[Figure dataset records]

>> start

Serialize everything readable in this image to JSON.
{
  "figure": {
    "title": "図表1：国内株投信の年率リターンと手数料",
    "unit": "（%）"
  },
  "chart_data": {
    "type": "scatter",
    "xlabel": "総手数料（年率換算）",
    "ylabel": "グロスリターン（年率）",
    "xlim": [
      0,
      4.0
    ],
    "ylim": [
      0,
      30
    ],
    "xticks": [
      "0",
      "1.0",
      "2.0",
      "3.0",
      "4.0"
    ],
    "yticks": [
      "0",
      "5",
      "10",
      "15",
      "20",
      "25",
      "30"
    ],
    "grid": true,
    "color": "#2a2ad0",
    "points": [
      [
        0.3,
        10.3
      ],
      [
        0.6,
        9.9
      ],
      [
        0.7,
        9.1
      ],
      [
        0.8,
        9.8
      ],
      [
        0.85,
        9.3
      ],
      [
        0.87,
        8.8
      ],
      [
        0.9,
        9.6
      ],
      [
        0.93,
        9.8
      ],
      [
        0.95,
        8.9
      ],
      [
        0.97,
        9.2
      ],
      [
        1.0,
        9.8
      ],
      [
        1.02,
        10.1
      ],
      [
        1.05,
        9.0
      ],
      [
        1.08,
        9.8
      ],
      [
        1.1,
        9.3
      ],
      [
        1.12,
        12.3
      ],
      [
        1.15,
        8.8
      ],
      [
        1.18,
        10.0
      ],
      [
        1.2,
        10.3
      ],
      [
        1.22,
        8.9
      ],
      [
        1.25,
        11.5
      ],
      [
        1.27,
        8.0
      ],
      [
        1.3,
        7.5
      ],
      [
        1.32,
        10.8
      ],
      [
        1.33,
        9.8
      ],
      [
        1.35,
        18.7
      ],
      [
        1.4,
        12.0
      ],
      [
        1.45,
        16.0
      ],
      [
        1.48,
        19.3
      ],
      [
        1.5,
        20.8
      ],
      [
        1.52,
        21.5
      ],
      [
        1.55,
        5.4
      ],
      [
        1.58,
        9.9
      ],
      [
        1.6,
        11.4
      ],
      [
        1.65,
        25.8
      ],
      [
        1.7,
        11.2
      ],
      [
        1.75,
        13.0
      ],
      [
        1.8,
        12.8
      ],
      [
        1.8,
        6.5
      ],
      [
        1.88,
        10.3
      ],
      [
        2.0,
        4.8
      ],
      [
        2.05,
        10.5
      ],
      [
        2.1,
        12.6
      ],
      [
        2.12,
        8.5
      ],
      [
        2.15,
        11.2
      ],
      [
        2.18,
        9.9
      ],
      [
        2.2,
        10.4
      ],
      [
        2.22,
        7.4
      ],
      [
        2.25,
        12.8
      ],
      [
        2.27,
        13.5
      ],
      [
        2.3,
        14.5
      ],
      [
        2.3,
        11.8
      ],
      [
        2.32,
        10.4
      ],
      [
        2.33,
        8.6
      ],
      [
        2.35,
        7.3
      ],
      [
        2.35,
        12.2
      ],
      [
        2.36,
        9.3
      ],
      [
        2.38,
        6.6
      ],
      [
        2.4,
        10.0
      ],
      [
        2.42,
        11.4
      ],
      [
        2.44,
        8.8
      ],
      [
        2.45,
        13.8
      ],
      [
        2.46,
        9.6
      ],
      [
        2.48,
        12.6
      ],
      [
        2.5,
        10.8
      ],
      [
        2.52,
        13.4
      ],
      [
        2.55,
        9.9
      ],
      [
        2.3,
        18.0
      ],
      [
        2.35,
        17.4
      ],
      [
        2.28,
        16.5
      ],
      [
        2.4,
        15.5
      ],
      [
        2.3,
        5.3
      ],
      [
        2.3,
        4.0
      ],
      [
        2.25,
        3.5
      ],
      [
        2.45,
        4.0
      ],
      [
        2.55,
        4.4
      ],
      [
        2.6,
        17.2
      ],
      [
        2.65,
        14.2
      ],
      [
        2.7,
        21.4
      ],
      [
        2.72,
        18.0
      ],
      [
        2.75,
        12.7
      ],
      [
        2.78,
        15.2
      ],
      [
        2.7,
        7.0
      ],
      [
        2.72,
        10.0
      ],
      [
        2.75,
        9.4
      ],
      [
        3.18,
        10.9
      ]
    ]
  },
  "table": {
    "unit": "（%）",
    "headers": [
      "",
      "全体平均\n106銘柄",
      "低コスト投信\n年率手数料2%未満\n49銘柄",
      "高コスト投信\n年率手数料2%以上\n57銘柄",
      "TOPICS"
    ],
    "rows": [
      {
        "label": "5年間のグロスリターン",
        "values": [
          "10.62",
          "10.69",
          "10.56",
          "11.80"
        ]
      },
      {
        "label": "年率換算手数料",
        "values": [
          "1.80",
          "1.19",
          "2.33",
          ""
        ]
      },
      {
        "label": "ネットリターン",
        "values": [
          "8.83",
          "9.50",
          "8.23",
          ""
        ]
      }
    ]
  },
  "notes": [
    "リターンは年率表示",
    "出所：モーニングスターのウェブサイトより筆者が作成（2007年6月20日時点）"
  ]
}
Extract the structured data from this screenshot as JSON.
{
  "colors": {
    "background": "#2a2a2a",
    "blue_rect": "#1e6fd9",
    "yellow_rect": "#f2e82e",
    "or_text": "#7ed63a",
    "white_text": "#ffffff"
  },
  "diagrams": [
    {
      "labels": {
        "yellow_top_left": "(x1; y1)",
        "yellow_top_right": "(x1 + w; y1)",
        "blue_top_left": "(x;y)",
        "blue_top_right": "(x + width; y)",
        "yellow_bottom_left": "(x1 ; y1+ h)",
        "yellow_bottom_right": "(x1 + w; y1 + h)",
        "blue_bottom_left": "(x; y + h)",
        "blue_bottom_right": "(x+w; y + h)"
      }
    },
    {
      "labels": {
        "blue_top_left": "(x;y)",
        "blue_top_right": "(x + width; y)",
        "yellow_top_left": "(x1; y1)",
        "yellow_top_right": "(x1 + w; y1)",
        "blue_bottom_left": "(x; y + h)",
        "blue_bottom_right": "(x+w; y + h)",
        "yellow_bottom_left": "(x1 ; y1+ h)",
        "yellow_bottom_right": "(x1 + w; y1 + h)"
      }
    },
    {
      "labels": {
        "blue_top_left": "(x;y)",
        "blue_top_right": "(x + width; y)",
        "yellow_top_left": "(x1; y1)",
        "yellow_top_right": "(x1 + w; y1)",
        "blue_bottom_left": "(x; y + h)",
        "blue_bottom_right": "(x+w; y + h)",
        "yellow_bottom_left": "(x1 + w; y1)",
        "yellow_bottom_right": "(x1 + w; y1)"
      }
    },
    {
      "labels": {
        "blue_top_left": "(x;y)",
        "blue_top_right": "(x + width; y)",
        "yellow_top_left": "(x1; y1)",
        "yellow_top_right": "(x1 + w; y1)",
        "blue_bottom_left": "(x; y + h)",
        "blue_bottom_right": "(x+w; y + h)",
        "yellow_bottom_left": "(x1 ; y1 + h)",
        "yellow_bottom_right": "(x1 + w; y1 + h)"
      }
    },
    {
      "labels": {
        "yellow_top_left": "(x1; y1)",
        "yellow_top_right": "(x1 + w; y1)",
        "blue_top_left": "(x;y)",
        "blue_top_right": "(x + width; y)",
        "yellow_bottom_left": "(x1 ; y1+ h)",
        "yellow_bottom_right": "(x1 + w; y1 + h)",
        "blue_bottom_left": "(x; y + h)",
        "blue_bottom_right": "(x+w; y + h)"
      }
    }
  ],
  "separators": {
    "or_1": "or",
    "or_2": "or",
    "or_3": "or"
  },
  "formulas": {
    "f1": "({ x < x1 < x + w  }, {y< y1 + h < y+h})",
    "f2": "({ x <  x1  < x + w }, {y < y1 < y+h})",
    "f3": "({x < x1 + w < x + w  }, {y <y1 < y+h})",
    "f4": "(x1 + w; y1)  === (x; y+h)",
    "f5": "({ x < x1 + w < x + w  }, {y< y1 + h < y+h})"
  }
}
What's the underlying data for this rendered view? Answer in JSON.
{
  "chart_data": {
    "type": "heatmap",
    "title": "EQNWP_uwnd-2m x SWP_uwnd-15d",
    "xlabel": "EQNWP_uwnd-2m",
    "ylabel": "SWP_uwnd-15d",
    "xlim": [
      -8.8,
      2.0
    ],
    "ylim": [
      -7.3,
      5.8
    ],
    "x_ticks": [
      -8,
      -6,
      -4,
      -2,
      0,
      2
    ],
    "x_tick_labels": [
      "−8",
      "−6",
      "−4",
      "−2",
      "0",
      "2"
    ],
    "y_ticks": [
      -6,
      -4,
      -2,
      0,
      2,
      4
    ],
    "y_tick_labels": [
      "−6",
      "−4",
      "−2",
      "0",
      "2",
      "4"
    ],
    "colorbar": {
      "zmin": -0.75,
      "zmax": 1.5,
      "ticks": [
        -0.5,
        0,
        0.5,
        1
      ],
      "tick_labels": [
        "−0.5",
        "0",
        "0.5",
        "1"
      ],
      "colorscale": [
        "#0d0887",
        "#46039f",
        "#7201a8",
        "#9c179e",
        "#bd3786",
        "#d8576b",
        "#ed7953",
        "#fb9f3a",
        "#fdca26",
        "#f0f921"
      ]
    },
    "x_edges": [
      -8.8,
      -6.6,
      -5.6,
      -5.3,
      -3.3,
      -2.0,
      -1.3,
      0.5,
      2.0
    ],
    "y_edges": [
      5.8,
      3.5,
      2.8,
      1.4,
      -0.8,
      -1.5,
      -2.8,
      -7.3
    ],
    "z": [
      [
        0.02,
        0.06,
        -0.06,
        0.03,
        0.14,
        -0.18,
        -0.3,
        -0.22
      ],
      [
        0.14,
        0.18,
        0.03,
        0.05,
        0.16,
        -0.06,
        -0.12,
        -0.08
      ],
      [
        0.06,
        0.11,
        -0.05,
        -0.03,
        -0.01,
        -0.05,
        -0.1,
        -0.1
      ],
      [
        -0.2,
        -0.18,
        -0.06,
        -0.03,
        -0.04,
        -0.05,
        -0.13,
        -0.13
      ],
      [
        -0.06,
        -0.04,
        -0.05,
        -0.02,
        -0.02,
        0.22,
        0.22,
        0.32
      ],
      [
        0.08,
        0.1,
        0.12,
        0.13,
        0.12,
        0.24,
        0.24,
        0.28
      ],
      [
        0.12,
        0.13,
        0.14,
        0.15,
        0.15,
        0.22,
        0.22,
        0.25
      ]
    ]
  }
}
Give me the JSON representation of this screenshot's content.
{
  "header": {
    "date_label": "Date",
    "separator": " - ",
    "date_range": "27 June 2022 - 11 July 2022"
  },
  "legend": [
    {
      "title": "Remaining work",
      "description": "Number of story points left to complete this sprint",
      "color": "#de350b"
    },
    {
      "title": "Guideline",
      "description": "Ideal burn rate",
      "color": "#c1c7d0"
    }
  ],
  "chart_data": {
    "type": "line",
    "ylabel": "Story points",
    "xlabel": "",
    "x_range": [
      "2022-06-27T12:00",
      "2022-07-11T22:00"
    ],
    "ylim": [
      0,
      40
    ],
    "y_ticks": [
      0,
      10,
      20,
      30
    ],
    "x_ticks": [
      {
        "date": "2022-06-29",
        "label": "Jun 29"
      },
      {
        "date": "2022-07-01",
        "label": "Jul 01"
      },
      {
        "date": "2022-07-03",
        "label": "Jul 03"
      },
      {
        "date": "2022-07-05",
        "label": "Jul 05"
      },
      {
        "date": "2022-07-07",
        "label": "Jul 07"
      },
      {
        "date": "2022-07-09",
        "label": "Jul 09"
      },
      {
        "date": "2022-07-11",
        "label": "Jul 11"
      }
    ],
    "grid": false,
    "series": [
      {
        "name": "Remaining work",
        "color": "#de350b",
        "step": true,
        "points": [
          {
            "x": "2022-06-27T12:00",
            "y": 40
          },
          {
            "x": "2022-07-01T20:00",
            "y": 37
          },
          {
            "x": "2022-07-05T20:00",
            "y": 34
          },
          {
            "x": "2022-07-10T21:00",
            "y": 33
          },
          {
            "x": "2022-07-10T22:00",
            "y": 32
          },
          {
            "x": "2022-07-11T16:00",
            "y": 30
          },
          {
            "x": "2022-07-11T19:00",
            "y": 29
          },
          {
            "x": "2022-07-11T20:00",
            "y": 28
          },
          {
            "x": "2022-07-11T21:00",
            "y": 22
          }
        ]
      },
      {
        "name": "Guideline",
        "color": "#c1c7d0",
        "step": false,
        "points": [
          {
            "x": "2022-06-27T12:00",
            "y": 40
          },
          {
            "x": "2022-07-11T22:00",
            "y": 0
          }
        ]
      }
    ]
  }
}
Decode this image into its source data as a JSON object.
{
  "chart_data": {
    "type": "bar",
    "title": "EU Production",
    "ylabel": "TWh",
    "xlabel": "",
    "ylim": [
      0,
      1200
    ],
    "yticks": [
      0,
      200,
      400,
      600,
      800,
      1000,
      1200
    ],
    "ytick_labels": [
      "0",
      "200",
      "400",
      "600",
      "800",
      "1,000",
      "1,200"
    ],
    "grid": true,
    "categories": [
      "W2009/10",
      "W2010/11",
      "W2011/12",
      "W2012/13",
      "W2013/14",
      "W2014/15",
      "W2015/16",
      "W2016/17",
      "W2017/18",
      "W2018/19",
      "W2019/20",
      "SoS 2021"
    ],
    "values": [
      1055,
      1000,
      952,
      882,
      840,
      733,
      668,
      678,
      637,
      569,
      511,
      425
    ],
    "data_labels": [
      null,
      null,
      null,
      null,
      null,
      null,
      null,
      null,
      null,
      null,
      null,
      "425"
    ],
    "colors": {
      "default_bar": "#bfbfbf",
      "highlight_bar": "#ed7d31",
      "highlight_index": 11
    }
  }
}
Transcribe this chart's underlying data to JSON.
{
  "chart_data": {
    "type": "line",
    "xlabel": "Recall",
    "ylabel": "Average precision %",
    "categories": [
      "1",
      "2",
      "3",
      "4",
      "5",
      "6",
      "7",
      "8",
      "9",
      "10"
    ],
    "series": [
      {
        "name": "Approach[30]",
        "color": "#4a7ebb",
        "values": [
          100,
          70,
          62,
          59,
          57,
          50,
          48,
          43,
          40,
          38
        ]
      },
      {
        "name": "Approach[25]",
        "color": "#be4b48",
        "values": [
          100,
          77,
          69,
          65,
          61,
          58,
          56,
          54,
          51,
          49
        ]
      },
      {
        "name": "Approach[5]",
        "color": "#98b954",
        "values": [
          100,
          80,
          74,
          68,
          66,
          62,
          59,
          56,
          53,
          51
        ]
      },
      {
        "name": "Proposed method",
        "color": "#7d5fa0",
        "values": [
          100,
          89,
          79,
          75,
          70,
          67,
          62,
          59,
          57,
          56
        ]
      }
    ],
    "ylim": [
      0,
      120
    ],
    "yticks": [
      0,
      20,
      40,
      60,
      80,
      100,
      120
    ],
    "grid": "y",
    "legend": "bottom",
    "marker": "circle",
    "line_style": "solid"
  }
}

>> end

Give exactly the lines from the one with "Transcribe this chart's" to the end of the entries, nothing before them.

Transcribe this chart's underlying data to JSON.
{
  "chart_data": {
    "type": "line",
    "xlabel": "Recall",
    "ylabel": "Average precision %",
    "categories": [
      "1",
      "2",
      "3",
      "4",
      "5",
      "6",
      "7",
      "8",
      "9",
      "10"
    ],
    "series": [
      {
        "name": "Approach[30]",
        "color": "#4a7ebb",
        "values": [
          100,
          70,
          62,
          59,
          57,
          50,
          48,
          43,
          40,
          38
        ]
      },
      {
        "name": "Approach[25]",
        "color": "#be4b48",
        "values": [
          100,
          77,
          69,
          65,
          61,
          58,
          56,
          54,
          51,
          49
        ]
      },
      {
        "name": "Approach[5]",
        "color": "#98b954",
        "values": [
          100,
          80,
          74,
          68,
          66,
          62,
          59,
          56,
          53,
          51
        ]
      },
      {
        "name": "Proposed method",
        "color": "#7d5fa0",
        "values": [
          100,
          89,
          79,
          75,
          70,
          67,
          62,
          59,
          57,
          56
        ]
      }
    ],
    "ylim": [
      0,
      120
    ],
    "yticks": [
      0,
      20,
      40,
      60,
      80,
      100,
      120
    ],
    "grid": "y",
    "legend": "bottom",
    "marker": "circle",
    "line_style": "solid"
  }
}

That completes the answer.